### Exercise goal
Would you extract the whole listing below and retype it exactly?

— start of Records for processing —

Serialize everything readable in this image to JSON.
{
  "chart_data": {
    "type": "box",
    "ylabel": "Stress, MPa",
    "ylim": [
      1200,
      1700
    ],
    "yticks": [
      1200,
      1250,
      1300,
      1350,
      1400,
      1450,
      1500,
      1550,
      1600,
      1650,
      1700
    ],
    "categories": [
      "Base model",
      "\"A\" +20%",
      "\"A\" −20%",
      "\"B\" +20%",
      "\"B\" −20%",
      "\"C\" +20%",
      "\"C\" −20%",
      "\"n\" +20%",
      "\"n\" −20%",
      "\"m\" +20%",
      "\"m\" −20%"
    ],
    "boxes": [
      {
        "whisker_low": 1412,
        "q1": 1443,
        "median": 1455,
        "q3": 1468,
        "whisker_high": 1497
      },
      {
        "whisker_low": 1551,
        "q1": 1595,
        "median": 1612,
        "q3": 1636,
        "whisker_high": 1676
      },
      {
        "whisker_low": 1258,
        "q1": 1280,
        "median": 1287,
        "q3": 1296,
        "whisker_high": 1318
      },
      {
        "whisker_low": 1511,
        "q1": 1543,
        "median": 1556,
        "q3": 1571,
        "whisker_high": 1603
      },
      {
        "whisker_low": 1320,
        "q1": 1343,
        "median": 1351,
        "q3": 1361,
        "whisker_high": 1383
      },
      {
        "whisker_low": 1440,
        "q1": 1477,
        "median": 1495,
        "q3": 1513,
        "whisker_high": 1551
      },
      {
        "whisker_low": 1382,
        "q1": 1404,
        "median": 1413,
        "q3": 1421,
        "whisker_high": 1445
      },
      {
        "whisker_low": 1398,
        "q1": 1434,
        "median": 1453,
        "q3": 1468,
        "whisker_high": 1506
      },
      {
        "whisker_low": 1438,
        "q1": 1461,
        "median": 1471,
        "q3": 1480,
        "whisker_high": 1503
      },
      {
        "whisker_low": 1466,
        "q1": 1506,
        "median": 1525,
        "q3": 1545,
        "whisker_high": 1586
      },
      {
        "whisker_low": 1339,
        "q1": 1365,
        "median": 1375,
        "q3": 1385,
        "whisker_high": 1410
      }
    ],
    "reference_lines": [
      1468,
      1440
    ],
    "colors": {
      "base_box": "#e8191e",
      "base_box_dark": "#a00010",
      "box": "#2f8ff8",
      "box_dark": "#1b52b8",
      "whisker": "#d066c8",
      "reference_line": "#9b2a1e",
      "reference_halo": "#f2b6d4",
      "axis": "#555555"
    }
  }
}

— end of Records for processing —

### Result for this task
Serialize everything readable in this image to JSON.
{
  "chart_data": {
    "type": "box",
    "ylabel": "Stress, MPa",
    "ylim": [
      1200,
      1700
    ],
    "yticks": [
      1200,
      1250,
      1300,
      1350,
      1400,
      1450,
      1500,
      1550,
      1600,
      1650,
      1700
    ],
    "categories": [
      "Base model",
      "\"A\" +20%",
      "\"A\" −20%",
      "\"B\" +20%",
      "\"B\" −20%",
      "\"C\" +20%",
      "\"C\" −20%",
      "\"n\" +20%",
      "\"n\" −20%",
      "\"m\" +20%",
      "\"m\" −20%"
    ],
    "boxes": [
      {
        "whisker_low": 1412,
        "q1": 1443,
        "median": 1455,
        "q3": 1468,
        "whisker_high": 1497
      },
      {
        "whisker_low": 1551,
        "q1": 1595,
        "median": 1612,
        "q3": 1636,
        "whisker_high": 1676
      },
      {
        "whisker_low": 1258,
        "q1": 1280,
        "median": 1287,
        "q3": 1296,
        "whisker_high": 1318
      },
      {
        "whisker_low": 1511,
        "q1": 1543,
        "median": 1556,
        "q3": 1571,
        "whisker_high": 1603
      },
      {
        "whisker_low": 1320,
        "q1": 1343,
        "median": 1351,
        "q3": 1361,
        "whisker_high": 1383
      },
      {
        "whisker_low": 1440,
        "q1": 1477,
        "median": 1495,
        "q3": 1513,
        "whisker_high": 1551
      },
      {
        "whisker_low": 1382,
        "q1": 1404,
        "median": 1413,
        "q3": 1421,
        "whisker_high": 1445
      },
      {
        "whisker_low": 1398,
        "q1": 1434,
        "median": 1453,
        "q3": 1468,
        "whisker_high": 1506
      },
      {
        "whisker_low": 1438,
        "q1": 1461,
        "median": 1471,
        "q3": 1480,
        "whisker_high": 1503
      },
      {
        "whisker_low": 1466,
        "q1": 1506,
        "median": 1525,
        "q3": 1545,
        "whisker_high": 1586
      },
      {
        "whisker_low": 1339,
        "q1": 1365,
        "median": 1375,
        "q3": 1385,
        "whisker_high": 1410
      }
    ],
    "reference_lines": [
      1468,
      1440
    ],
    "colors": {
      "base_box": "#e8191e",
      "base_box_dark": "#a00010",
      "box": "#2f8ff8",
      "box_dark": "#1b52b8",
      "whisker": "#d066c8",
      "reference_line": "#9b2a1e",
      "reference_halo": "#f2b6d4",
      "axis": "#555555"
    }
  }
}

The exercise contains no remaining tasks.